Task directions: Go through the listing and return every line with "this" in it.

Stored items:
——

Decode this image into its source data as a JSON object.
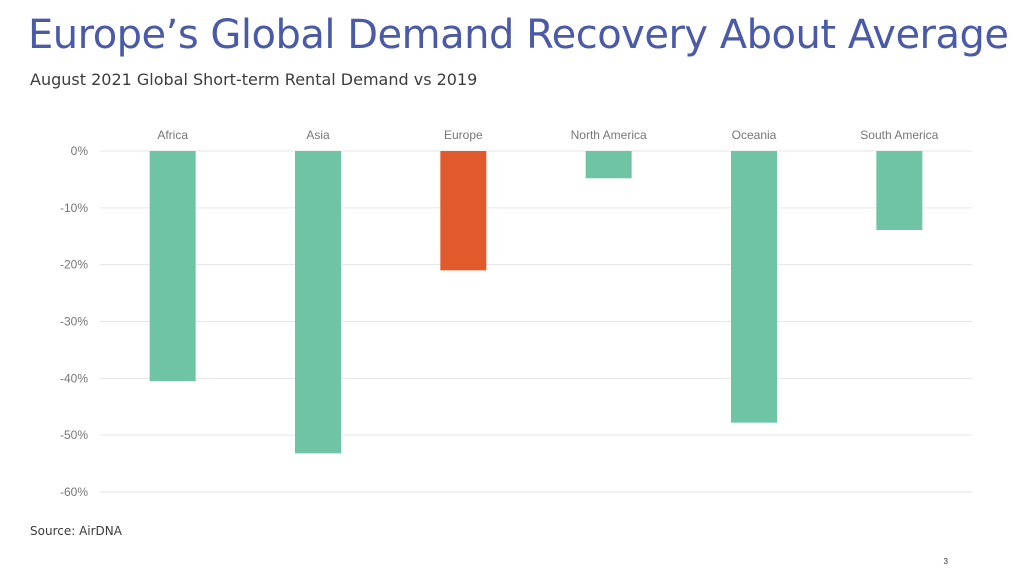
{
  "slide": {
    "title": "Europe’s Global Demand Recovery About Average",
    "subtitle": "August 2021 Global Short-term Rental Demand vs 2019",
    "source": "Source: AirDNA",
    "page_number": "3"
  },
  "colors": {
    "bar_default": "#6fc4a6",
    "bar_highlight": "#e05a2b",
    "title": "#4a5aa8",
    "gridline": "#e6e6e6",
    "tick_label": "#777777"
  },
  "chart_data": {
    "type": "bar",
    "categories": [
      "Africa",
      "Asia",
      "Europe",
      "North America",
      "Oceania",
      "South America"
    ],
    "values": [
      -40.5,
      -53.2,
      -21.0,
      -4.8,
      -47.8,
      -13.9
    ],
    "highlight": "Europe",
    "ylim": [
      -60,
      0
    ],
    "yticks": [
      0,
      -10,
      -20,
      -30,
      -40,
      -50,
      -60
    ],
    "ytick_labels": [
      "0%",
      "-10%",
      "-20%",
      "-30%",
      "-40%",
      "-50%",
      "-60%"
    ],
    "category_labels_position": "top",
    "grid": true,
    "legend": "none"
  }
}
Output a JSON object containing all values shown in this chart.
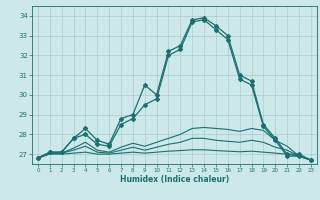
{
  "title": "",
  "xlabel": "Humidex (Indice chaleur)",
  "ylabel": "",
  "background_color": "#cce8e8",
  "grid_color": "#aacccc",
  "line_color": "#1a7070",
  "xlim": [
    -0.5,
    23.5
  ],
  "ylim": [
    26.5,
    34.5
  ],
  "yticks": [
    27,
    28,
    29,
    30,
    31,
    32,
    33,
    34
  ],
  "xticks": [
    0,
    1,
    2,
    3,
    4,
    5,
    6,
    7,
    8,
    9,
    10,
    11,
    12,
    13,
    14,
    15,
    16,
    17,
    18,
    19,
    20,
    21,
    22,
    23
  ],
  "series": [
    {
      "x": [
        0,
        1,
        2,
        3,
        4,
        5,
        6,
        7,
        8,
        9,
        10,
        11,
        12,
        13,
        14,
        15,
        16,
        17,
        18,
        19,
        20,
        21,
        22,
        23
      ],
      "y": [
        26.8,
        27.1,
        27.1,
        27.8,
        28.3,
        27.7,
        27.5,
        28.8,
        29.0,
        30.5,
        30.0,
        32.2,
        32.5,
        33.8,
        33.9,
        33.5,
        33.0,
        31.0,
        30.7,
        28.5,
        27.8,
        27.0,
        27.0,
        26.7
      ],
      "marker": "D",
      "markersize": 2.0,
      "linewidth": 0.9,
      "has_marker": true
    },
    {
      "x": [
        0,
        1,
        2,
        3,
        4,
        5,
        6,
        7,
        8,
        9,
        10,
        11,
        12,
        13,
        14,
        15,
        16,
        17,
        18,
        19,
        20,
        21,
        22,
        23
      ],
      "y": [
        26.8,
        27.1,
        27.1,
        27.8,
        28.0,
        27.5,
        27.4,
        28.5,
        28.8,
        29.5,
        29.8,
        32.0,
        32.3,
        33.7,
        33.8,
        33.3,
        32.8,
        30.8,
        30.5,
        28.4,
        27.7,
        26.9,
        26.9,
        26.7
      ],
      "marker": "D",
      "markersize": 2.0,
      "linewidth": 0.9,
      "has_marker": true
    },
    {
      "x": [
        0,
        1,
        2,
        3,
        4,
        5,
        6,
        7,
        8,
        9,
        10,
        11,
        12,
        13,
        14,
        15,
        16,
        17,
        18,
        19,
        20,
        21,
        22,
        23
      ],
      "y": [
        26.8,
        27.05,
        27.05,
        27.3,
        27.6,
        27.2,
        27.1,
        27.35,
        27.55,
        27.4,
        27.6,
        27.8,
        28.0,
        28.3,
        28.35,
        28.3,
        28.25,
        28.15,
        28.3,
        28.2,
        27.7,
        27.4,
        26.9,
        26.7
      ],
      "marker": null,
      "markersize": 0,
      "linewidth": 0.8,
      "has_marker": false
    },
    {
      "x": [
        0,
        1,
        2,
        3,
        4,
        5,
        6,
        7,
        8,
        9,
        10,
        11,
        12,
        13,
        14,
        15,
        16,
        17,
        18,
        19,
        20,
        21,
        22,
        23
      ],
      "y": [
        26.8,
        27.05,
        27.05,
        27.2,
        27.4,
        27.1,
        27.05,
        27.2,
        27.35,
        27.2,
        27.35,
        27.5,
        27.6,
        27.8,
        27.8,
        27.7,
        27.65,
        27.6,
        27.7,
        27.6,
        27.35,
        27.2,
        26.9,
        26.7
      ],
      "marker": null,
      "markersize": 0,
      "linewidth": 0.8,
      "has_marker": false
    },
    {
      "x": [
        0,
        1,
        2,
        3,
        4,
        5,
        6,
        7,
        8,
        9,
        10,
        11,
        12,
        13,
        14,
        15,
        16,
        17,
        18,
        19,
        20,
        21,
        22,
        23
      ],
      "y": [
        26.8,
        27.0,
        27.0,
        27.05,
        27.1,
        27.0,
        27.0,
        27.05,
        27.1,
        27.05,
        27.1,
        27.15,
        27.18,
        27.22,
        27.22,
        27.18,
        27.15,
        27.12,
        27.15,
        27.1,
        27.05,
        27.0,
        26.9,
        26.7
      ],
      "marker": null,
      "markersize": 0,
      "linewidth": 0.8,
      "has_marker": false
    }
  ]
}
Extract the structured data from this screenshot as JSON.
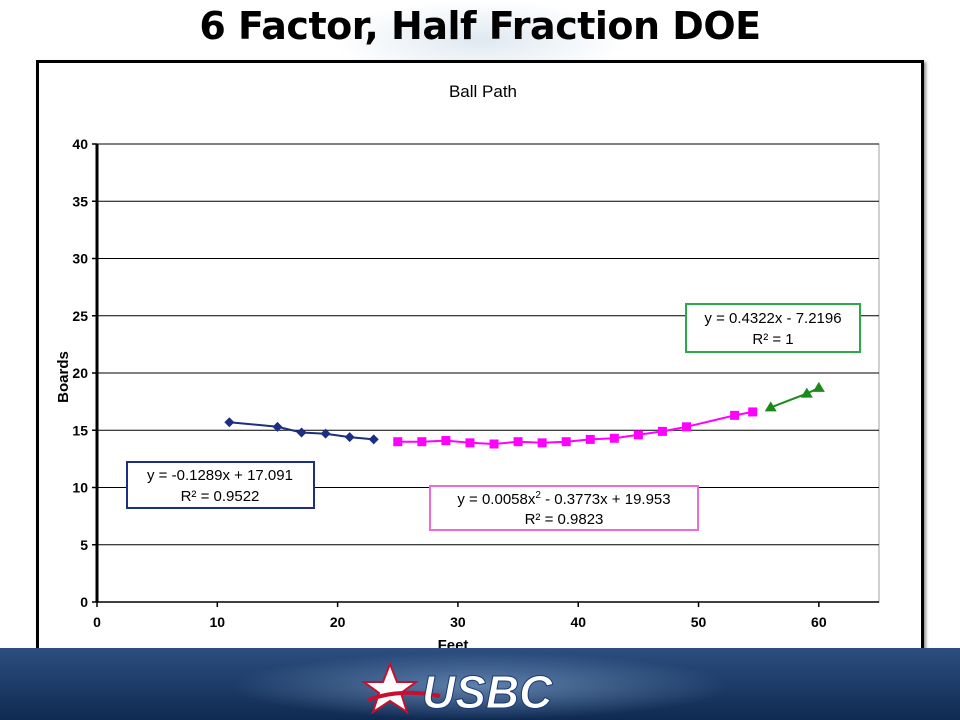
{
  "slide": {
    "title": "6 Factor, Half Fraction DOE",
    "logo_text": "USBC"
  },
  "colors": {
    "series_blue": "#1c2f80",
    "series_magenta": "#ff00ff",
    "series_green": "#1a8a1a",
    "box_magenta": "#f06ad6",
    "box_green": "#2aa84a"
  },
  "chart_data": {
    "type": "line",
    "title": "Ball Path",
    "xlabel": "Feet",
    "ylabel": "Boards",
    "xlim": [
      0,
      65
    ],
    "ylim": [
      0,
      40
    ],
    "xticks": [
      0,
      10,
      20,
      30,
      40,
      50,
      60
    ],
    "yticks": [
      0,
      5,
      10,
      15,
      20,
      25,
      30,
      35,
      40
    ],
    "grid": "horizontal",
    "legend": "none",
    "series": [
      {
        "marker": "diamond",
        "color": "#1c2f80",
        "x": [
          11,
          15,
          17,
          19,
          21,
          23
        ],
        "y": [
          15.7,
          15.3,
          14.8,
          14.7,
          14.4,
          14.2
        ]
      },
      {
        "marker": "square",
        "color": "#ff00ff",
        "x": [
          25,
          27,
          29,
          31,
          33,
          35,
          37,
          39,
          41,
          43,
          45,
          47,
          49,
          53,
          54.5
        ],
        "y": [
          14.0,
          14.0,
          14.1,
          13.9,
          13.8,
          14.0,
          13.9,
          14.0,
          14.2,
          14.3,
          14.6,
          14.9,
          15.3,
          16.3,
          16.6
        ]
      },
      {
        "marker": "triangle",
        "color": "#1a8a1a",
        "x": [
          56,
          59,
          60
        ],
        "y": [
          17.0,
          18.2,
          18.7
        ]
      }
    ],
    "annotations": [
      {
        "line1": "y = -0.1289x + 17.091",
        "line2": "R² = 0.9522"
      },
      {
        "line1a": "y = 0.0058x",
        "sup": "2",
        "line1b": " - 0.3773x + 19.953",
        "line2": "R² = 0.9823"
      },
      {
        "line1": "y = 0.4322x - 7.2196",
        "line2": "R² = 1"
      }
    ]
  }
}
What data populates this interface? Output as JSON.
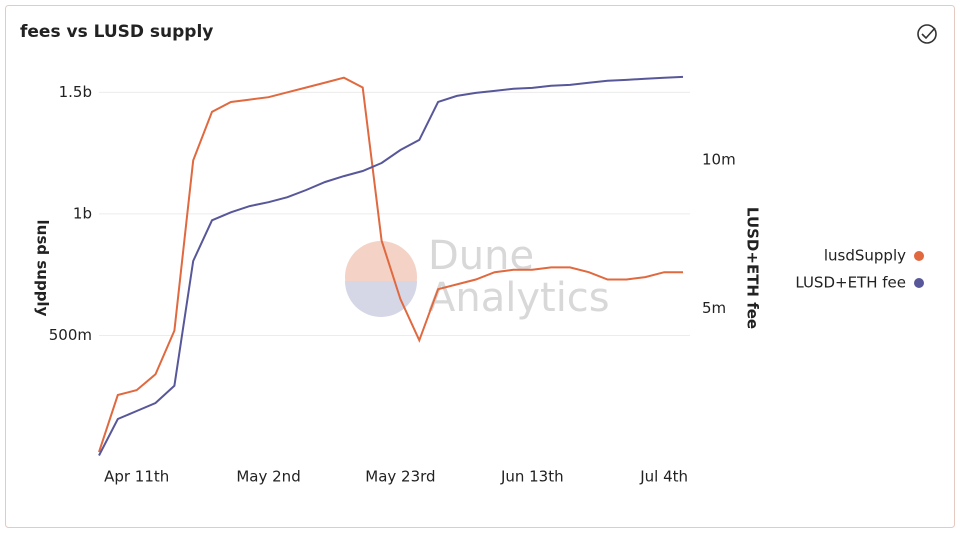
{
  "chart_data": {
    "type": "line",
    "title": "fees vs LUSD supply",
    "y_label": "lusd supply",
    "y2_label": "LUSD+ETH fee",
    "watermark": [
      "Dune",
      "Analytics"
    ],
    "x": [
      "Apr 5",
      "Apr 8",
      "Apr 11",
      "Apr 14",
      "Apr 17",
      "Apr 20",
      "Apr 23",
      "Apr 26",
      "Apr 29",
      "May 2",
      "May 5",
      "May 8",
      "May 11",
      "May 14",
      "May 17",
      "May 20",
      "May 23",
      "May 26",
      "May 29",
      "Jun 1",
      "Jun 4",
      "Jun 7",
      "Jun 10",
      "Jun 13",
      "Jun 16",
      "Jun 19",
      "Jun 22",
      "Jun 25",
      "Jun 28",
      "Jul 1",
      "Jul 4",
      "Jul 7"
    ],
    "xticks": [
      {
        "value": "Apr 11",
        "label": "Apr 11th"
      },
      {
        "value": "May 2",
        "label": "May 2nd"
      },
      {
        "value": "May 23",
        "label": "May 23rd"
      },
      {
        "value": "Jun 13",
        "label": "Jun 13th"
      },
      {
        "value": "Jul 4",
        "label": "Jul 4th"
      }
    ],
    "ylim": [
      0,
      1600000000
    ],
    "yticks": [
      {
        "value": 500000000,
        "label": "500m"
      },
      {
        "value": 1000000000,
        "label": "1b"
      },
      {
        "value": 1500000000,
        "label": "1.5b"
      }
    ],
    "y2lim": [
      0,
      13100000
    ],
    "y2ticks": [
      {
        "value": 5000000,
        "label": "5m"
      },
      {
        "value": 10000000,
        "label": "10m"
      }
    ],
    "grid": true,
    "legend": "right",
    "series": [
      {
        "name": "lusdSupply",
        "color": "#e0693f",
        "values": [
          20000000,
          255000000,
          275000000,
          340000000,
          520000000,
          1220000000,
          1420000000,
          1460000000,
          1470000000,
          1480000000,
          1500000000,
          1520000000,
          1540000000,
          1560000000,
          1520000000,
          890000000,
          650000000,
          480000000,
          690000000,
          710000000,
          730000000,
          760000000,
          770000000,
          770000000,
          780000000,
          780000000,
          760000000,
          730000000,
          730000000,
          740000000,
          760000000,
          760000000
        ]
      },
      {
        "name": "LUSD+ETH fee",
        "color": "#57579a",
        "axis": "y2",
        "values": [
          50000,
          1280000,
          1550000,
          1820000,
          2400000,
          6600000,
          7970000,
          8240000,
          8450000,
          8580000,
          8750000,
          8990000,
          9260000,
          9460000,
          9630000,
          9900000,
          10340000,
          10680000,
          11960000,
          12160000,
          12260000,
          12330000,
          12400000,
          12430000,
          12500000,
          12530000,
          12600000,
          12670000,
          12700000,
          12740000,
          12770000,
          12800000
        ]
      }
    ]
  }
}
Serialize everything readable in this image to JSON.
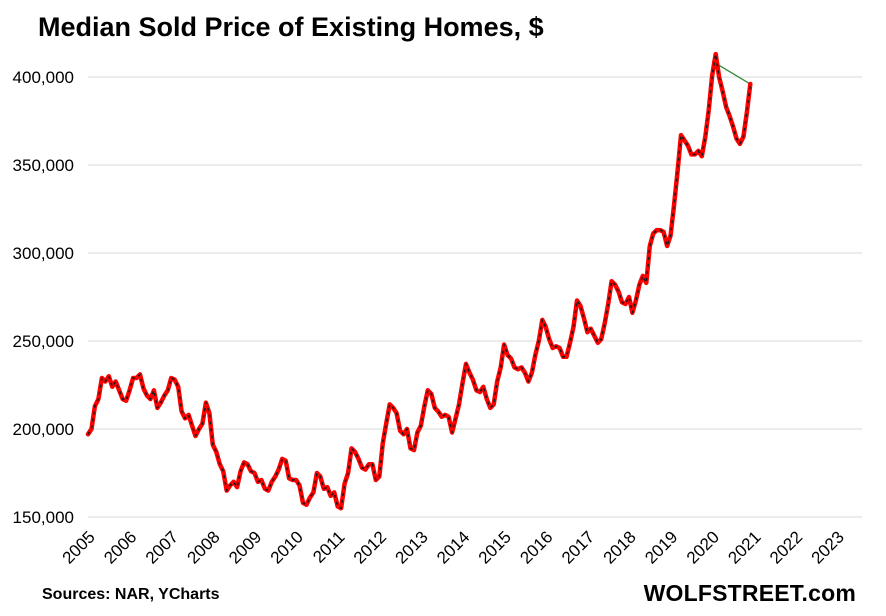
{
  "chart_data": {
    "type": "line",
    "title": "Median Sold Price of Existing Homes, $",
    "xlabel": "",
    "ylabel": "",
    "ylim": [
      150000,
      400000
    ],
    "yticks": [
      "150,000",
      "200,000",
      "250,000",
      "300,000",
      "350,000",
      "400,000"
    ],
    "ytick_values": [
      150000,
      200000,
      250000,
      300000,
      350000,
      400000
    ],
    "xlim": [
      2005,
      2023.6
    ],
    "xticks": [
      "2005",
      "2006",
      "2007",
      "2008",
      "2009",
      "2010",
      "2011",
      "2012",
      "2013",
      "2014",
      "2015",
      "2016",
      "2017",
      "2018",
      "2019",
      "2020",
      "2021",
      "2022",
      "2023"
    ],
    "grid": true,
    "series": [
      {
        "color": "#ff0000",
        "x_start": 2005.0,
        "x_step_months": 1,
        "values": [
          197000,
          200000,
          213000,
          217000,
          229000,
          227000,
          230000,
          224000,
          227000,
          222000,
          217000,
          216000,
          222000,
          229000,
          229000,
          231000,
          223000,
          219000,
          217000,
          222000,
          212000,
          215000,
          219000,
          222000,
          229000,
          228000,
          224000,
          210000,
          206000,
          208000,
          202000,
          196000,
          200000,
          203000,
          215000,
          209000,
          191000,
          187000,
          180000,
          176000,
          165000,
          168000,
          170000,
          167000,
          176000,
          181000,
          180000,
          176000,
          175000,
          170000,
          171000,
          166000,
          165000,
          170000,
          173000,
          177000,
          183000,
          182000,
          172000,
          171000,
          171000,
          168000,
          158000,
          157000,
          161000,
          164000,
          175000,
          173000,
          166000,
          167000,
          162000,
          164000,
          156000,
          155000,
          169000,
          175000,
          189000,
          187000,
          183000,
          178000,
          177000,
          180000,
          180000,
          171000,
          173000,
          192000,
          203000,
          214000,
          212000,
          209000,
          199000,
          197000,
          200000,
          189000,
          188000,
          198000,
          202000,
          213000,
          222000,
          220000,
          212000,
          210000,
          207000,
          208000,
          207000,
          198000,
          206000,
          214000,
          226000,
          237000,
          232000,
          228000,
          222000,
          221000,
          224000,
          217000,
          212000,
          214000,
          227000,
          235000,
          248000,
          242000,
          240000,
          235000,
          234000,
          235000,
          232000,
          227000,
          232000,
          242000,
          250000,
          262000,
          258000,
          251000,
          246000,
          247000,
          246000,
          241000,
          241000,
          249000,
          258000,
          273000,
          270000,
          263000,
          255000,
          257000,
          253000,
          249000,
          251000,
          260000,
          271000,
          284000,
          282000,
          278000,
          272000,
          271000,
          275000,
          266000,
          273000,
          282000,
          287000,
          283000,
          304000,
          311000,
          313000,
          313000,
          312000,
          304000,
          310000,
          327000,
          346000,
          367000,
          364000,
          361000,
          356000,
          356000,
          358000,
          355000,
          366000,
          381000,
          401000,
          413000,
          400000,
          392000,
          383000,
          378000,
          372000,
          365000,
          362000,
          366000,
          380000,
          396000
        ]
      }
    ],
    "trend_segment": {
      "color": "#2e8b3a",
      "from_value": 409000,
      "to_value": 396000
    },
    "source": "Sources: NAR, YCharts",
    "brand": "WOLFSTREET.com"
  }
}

——

Final result:
Decode this image into its source data as a JSON object.
Output a JSON object containing all values shown in this chart.
Extract the structured data from this screenshot as JSON.
What data populates this interface? Output as JSON.
Serialize everything readable in this image to JSON.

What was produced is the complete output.